EXERCISE DIRECTIONS. Reproduce the material word for word; the images stay out.

SUPPLIED MATERIAL.
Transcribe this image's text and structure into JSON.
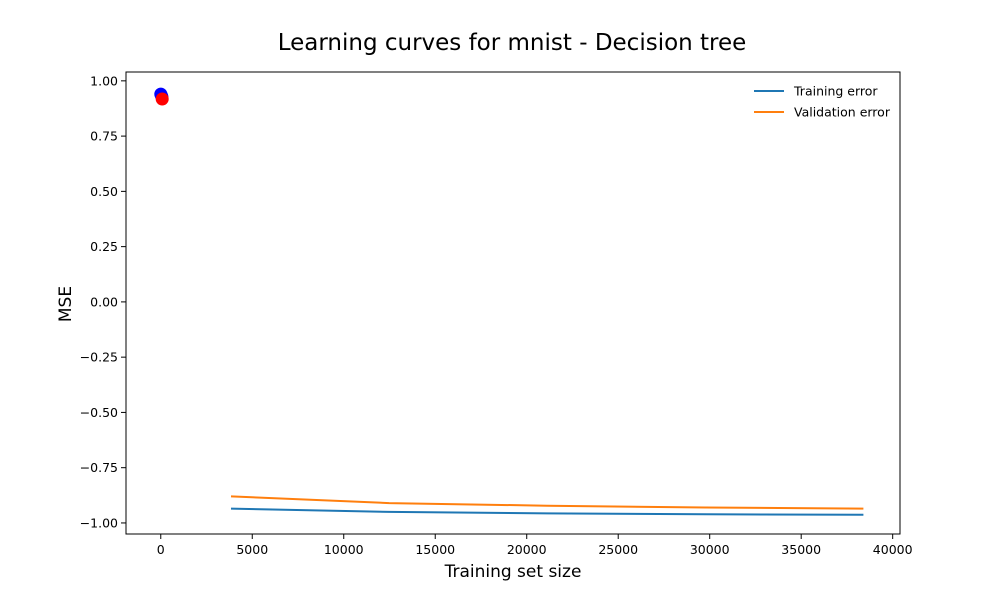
{
  "chart_data": {
    "type": "line",
    "title": "Learning curves for mnist - Decision tree",
    "xlabel": "Training set size",
    "ylabel": "MSE",
    "xlim": [
      -1900,
      40400
    ],
    "ylim": [
      -1.05,
      1.04
    ],
    "xticks": [
      0,
      5000,
      10000,
      15000,
      20000,
      25000,
      30000,
      35000,
      40000
    ],
    "yticks": [
      -1.0,
      -0.75,
      -0.5,
      -0.25,
      0.0,
      0.25,
      0.5,
      0.75,
      1.0
    ],
    "xtick_labels": [
      "0",
      "5000",
      "10000",
      "15000",
      "20000",
      "25000",
      "30000",
      "35000",
      "40000"
    ],
    "ytick_labels": [
      "−1.00",
      "−0.75",
      "−0.50",
      "−0.25",
      "0.00",
      "0.25",
      "0.50",
      "0.75",
      "1.00"
    ],
    "grid": false,
    "legend_position": "upper-right",
    "series": [
      {
        "name": "Training error",
        "color": "#1f77b4",
        "x": [
          3840,
          12480,
          21120,
          29760,
          38400
        ],
        "y": [
          -0.935,
          -0.95,
          -0.957,
          -0.961,
          -0.963
        ]
      },
      {
        "name": "Validation error",
        "color": "#ff7f0e",
        "x": [
          3840,
          12480,
          21120,
          29760,
          38400
        ],
        "y": [
          -0.88,
          -0.91,
          -0.922,
          -0.93,
          -0.935
        ]
      }
    ],
    "scatter": [
      {
        "color": "#0000ff",
        "x": [
          0,
          30,
          60
        ],
        "y": [
          0.94,
          0.935,
          0.928
        ]
      },
      {
        "color": "#ff0000",
        "x": [
          80
        ],
        "y": [
          0.918
        ]
      }
    ]
  }
}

WORKED ANSWER.
Transcribe this image's text and structure into JSON.
{
  "chart_data": {
    "type": "line",
    "title": "Learning curves for mnist - Decision tree",
    "xlabel": "Training set size",
    "ylabel": "MSE",
    "xlim": [
      -1900,
      40400
    ],
    "ylim": [
      -1.05,
      1.04
    ],
    "xticks": [
      0,
      5000,
      10000,
      15000,
      20000,
      25000,
      30000,
      35000,
      40000
    ],
    "yticks": [
      -1.0,
      -0.75,
      -0.5,
      -0.25,
      0.0,
      0.25,
      0.5,
      0.75,
      1.0
    ],
    "xtick_labels": [
      "0",
      "5000",
      "10000",
      "15000",
      "20000",
      "25000",
      "30000",
      "35000",
      "40000"
    ],
    "ytick_labels": [
      "−1.00",
      "−0.75",
      "−0.50",
      "−0.25",
      "0.00",
      "0.25",
      "0.50",
      "0.75",
      "1.00"
    ],
    "grid": false,
    "legend_position": "upper-right",
    "series": [
      {
        "name": "Training error",
        "color": "#1f77b4",
        "x": [
          3840,
          12480,
          21120,
          29760,
          38400
        ],
        "y": [
          -0.935,
          -0.95,
          -0.957,
          -0.961,
          -0.963
        ]
      },
      {
        "name": "Validation error",
        "color": "#ff7f0e",
        "x": [
          3840,
          12480,
          21120,
          29760,
          38400
        ],
        "y": [
          -0.88,
          -0.91,
          -0.922,
          -0.93,
          -0.935
        ]
      }
    ],
    "scatter": [
      {
        "color": "#0000ff",
        "x": [
          0,
          30,
          60
        ],
        "y": [
          0.94,
          0.935,
          0.928
        ]
      },
      {
        "color": "#ff0000",
        "x": [
          80
        ],
        "y": [
          0.918
        ]
      }
    ]
  }
}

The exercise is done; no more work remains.